• Prompt: Could you count the lines below that include the word "label" and give only the number?

• Available data:
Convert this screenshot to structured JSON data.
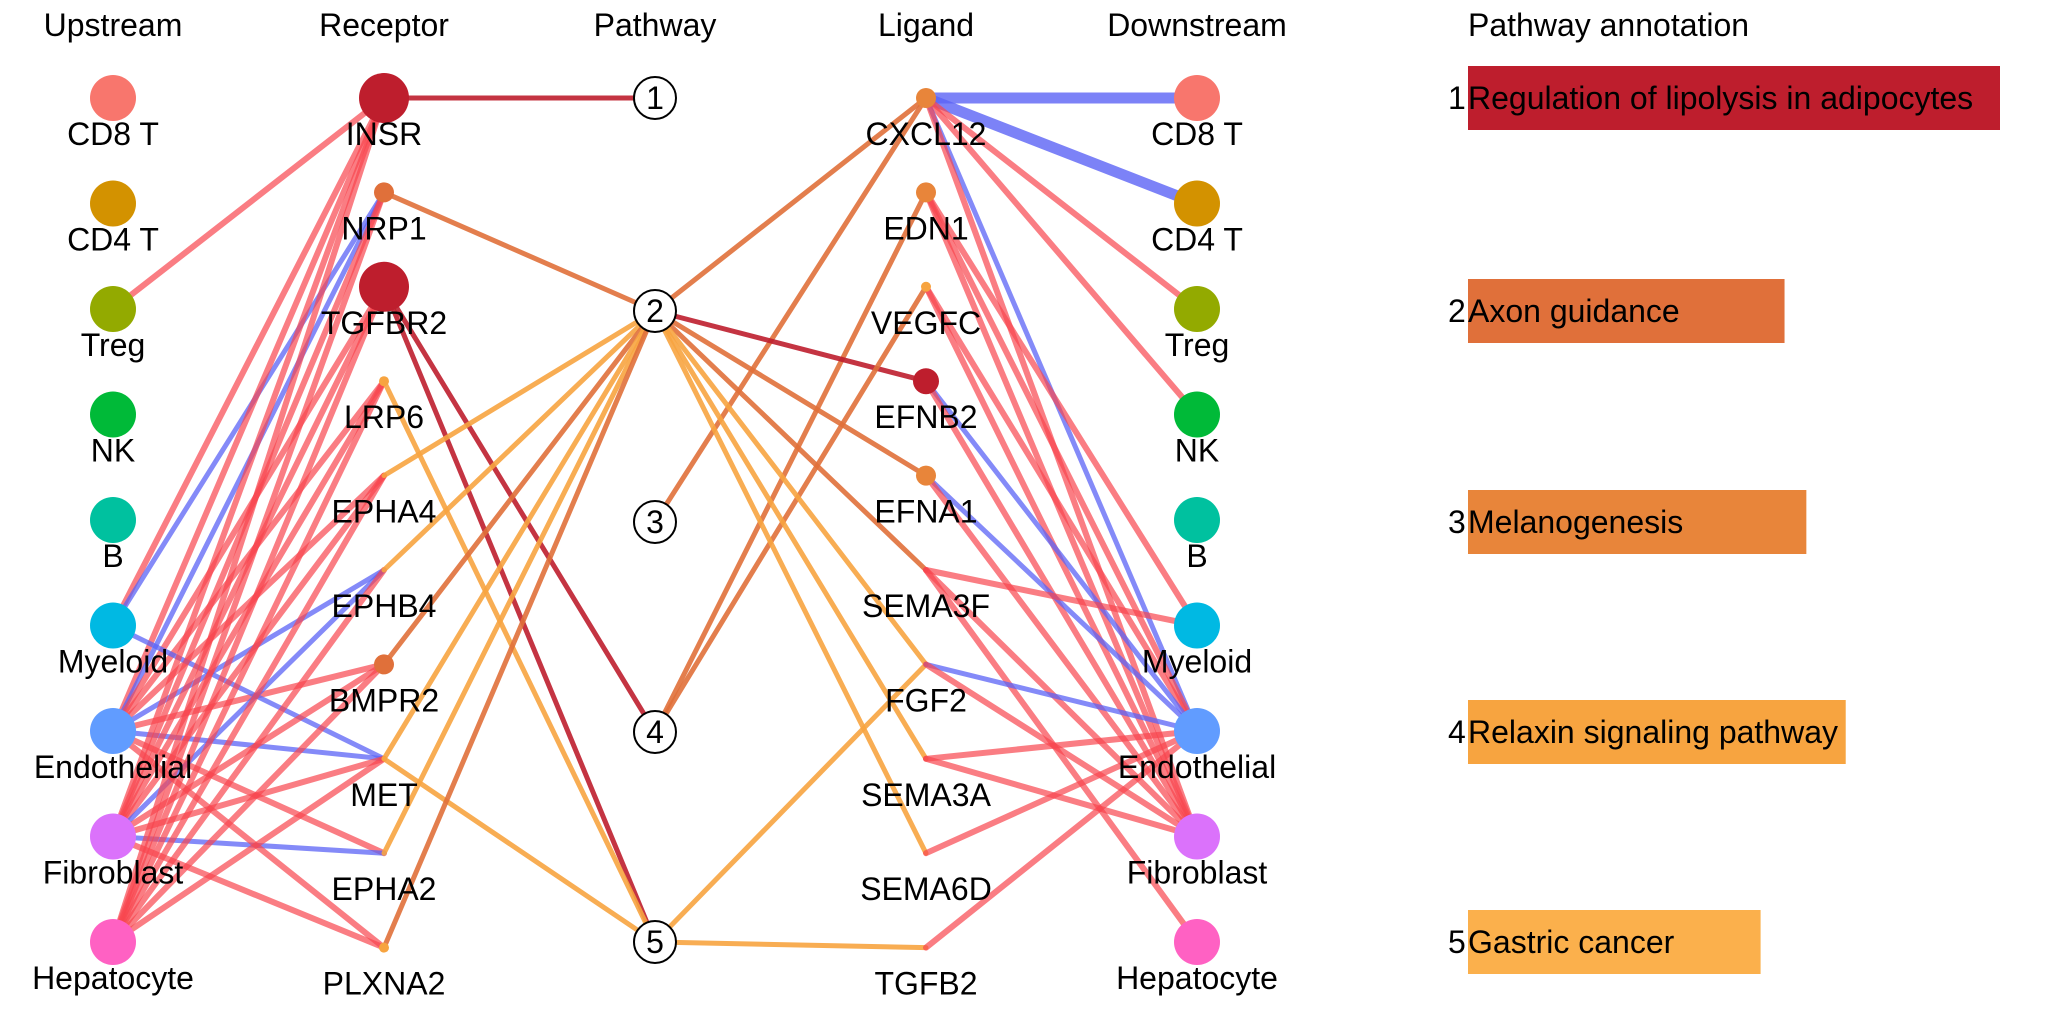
{
  "headers": {
    "upstream": "Upstream",
    "receptor": "Receptor",
    "pathway": "Pathway",
    "ligand": "Ligand",
    "downstream": "Downstream",
    "annotation": "Pathway annotation"
  },
  "celltypes": [
    {
      "name": "CD8 T",
      "color": "#F8766D"
    },
    {
      "name": "CD4 T",
      "color": "#D39200"
    },
    {
      "name": "Treg",
      "color": "#93AA00"
    },
    {
      "name": "NK",
      "color": "#00BA38"
    },
    {
      "name": "B",
      "color": "#00C19F"
    },
    {
      "name": "Myeloid",
      "color": "#00B9E3"
    },
    {
      "name": "Endothelial",
      "color": "#619CFF"
    },
    {
      "name": "Fibroblast",
      "color": "#DB72FB"
    },
    {
      "name": "Hepatocyte",
      "color": "#FF61C3"
    }
  ],
  "receptors": [
    {
      "name": "INSR",
      "color": "#BE1E2D",
      "size": "large"
    },
    {
      "name": "NRP1",
      "color": "#E0703A",
      "size": "small"
    },
    {
      "name": "TGFBR2",
      "color": "#BE1E2D",
      "size": "large"
    },
    {
      "name": "LRP6",
      "color": "#F7A440",
      "size": "tiny"
    },
    {
      "name": "EPHA4",
      "color": "#F7A440",
      "size": "none"
    },
    {
      "name": "EPHB4",
      "color": "#F7A440",
      "size": "none"
    },
    {
      "name": "BMPR2",
      "color": "#E0703A",
      "size": "small"
    },
    {
      "name": "MET",
      "color": "#F7A440",
      "size": "none"
    },
    {
      "name": "EPHA2",
      "color": "#F7A440",
      "size": "none"
    },
    {
      "name": "PLXNA2",
      "color": "#F7A440",
      "size": "tiny"
    }
  ],
  "pathways": [
    "1",
    "2",
    "3",
    "4",
    "5"
  ],
  "ligands": [
    {
      "name": "CXCL12",
      "color": "#E8853A",
      "size": "small"
    },
    {
      "name": "EDN1",
      "color": "#E8853A",
      "size": "small"
    },
    {
      "name": "VEGFC",
      "color": "#F7A440",
      "size": "tiny"
    },
    {
      "name": "EFNB2",
      "color": "#BE1E2D",
      "size": "medium"
    },
    {
      "name": "EFNA1",
      "color": "#E8853A",
      "size": "small"
    },
    {
      "name": "SEMA3F",
      "color": "#F7A440",
      "size": "none"
    },
    {
      "name": "FGF2",
      "color": "#F7A440",
      "size": "none"
    },
    {
      "name": "SEMA3A",
      "color": "#F7A440",
      "size": "none"
    },
    {
      "name": "SEMA6D",
      "color": "#F7A440",
      "size": "none"
    },
    {
      "name": "TGFB2",
      "color": "#F7A440",
      "size": "none"
    }
  ],
  "annotations": [
    {
      "id": "1",
      "label": "Regulation of lipolysis in adipocytes",
      "color": "#BE1E2D",
      "value": 1.0
    },
    {
      "id": "2",
      "label": "Axon guidance",
      "color": "#E0703A",
      "value": 0.595
    },
    {
      "id": "3",
      "label": "Melanogenesis",
      "color": "#E8853A",
      "value": 0.636
    },
    {
      "id": "4",
      "label": "Relaxin signaling pathway",
      "color": "#F7A440",
      "value": 0.71
    },
    {
      "id": "5",
      "label": "Gastric cancer",
      "color": "#FBB04C",
      "value": 0.55
    }
  ],
  "colors": {
    "pos_edge": "#F8464F",
    "neg_edge": "#5B63F5",
    "dark_red": "#BE1E2D",
    "orange": "#E0703A",
    "light_orange": "#F7A440"
  },
  "edges": {
    "up_rec": [
      [
        "Treg",
        "INSR",
        "pos"
      ],
      [
        "Myeloid",
        "INSR",
        "pos"
      ],
      [
        "Myeloid",
        "NRP1",
        "neg"
      ],
      [
        "Endothelial",
        "INSR",
        "pos"
      ],
      [
        "Endothelial",
        "NRP1",
        "neg"
      ],
      [
        "Endothelial",
        "TGFBR2",
        "pos"
      ],
      [
        "Endothelial",
        "LRP6",
        "pos"
      ],
      [
        "Endothelial",
        "EPHA4",
        "pos"
      ],
      [
        "Endothelial",
        "EPHB4",
        "neg"
      ],
      [
        "Endothelial",
        "BMPR2",
        "pos"
      ],
      [
        "Endothelial",
        "MET",
        "neg"
      ],
      [
        "Endothelial",
        "EPHA2",
        "pos"
      ],
      [
        "Myeloid",
        "MET",
        "neg"
      ],
      [
        "Fibroblast",
        "INSR",
        "pos"
      ],
      [
        "Fibroblast",
        "NRP1",
        "pos"
      ],
      [
        "Fibroblast",
        "TGFBR2",
        "pos"
      ],
      [
        "Fibroblast",
        "LRP6",
        "pos"
      ],
      [
        "Fibroblast",
        "EPHA4",
        "pos"
      ],
      [
        "Fibroblast",
        "EPHB4",
        "neg"
      ],
      [
        "Fibroblast",
        "BMPR2",
        "pos"
      ],
      [
        "Fibroblast",
        "MET",
        "pos"
      ],
      [
        "Fibroblast",
        "EPHA2",
        "neg"
      ],
      [
        "Fibroblast",
        "PLXNA2",
        "pos"
      ],
      [
        "Hepatocyte",
        "INSR",
        "pos"
      ],
      [
        "Hepatocyte",
        "NRP1",
        "pos"
      ],
      [
        "Hepatocyte",
        "TGFBR2",
        "pos"
      ],
      [
        "Hepatocyte",
        "LRP6",
        "pos"
      ],
      [
        "Hepatocyte",
        "EPHA4",
        "pos"
      ],
      [
        "Hepatocyte",
        "EPHB4",
        "pos"
      ],
      [
        "Hepatocyte",
        "BMPR2",
        "pos"
      ],
      [
        "Hepatocyte",
        "MET",
        "pos"
      ],
      [
        "Endothelial",
        "PLXNA2",
        "pos"
      ]
    ],
    "rec_path": [
      [
        "INSR",
        "1",
        "dark_red"
      ],
      [
        "NRP1",
        "2",
        "orange"
      ],
      [
        "TGFBR2",
        "4",
        "dark_red"
      ],
      [
        "TGFBR2",
        "5",
        "dark_red"
      ],
      [
        "LRP6",
        "5",
        "light_orange"
      ],
      [
        "EPHA4",
        "2",
        "light_orange"
      ],
      [
        "EPHB4",
        "2",
        "light_orange"
      ],
      [
        "BMPR2",
        "2",
        "orange"
      ],
      [
        "MET",
        "2",
        "light_orange"
      ],
      [
        "MET",
        "5",
        "light_orange"
      ],
      [
        "EPHA2",
        "2",
        "light_orange"
      ],
      [
        "PLXNA2",
        "2",
        "orange"
      ]
    ],
    "path_lig": [
      [
        "2",
        "CXCL12",
        "orange"
      ],
      [
        "3",
        "CXCL12",
        "orange"
      ],
      [
        "4",
        "EDN1",
        "orange"
      ],
      [
        "2",
        "EFNB2",
        "dark_red"
      ],
      [
        "4",
        "VEGFC",
        "orange"
      ],
      [
        "2",
        "EFNA1",
        "orange"
      ],
      [
        "2",
        "SEMA3F",
        "orange"
      ],
      [
        "2",
        "FGF2",
        "light_orange"
      ],
      [
        "2",
        "SEMA3A",
        "light_orange"
      ],
      [
        "2",
        "SEMA6D",
        "light_orange"
      ],
      [
        "5",
        "FGF2",
        "light_orange"
      ],
      [
        "5",
        "TGFB2",
        "light_orange"
      ]
    ],
    "lig_down": [
      [
        "CXCL12",
        "CD8 T",
        "neg_thick"
      ],
      [
        "CXCL12",
        "CD4 T",
        "neg_thick"
      ],
      [
        "CXCL12",
        "Treg",
        "pos"
      ],
      [
        "CXCL12",
        "NK",
        "pos"
      ],
      [
        "CXCL12",
        "Endothelial",
        "neg"
      ],
      [
        "CXCL12",
        "Fibroblast",
        "pos"
      ],
      [
        "EDN1",
        "Endothelial",
        "pos"
      ],
      [
        "EDN1",
        "Fibroblast",
        "pos"
      ],
      [
        "EDN1",
        "Myeloid",
        "pos"
      ],
      [
        "VEGFC",
        "Endothelial",
        "pos"
      ],
      [
        "VEGFC",
        "Fibroblast",
        "pos"
      ],
      [
        "EFNB2",
        "Endothelial",
        "neg"
      ],
      [
        "EFNB2",
        "Fibroblast",
        "pos"
      ],
      [
        "EFNA1",
        "Endothelial",
        "neg"
      ],
      [
        "EFNA1",
        "Fibroblast",
        "pos"
      ],
      [
        "SEMA3F",
        "Myeloid",
        "pos"
      ],
      [
        "SEMA3F",
        "Fibroblast",
        "pos"
      ],
      [
        "SEMA3F",
        "Hepatocyte",
        "pos"
      ],
      [
        "FGF2",
        "Endothelial",
        "neg"
      ],
      [
        "FGF2",
        "Fibroblast",
        "pos"
      ],
      [
        "SEMA3A",
        "Endothelial",
        "pos"
      ],
      [
        "SEMA3A",
        "Fibroblast",
        "pos"
      ],
      [
        "SEMA6D",
        "Endothelial",
        "pos"
      ],
      [
        "TGFB2",
        "Endothelial",
        "pos"
      ]
    ]
  }
}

• Reply: 5